-- START INFORMATION SUPPLIED --
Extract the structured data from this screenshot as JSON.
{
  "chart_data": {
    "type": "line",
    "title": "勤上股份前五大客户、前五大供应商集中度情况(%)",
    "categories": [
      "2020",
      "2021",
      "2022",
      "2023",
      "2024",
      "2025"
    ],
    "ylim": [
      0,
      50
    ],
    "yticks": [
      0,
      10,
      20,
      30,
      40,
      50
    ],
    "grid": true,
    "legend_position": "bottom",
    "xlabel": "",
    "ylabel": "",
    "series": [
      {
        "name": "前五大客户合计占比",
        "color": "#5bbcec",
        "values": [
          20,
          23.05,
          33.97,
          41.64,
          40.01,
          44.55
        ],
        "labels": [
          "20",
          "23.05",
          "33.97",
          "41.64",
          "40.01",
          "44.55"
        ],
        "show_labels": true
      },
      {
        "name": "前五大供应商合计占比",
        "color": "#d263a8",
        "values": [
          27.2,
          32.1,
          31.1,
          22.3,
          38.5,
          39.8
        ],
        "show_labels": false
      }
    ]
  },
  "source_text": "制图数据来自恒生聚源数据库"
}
-- END INFORMATION SUPPLIED --
- **THE TASK**
Each line in the material above must be retyped without alteration.

- **WRITTEN SOLUTION**
Extract the structured data from this screenshot as JSON.
{
  "chart_data": {
    "type": "line",
    "title": "勤上股份前五大客户、前五大供应商集中度情况(%)",
    "categories": [
      "2020",
      "2021",
      "2022",
      "2023",
      "2024",
      "2025"
    ],
    "ylim": [
      0,
      50
    ],
    "yticks": [
      0,
      10,
      20,
      30,
      40,
      50
    ],
    "grid": true,
    "legend_position": "bottom",
    "xlabel": "",
    "ylabel": "",
    "series": [
      {
        "name": "前五大客户合计占比",
        "color": "#5bbcec",
        "values": [
          20,
          23.05,
          33.97,
          41.64,
          40.01,
          44.55
        ],
        "labels": [
          "20",
          "23.05",
          "33.97",
          "41.64",
          "40.01",
          "44.55"
        ],
        "show_labels": true
      },
      {
        "name": "前五大供应商合计占比",
        "color": "#d263a8",
        "values": [
          27.2,
          32.1,
          31.1,
          22.3,
          38.5,
          39.8
        ],
        "show_labels": false
      }
    ]
  },
  "source_text": "制图数据来自恒生聚源数据库"
}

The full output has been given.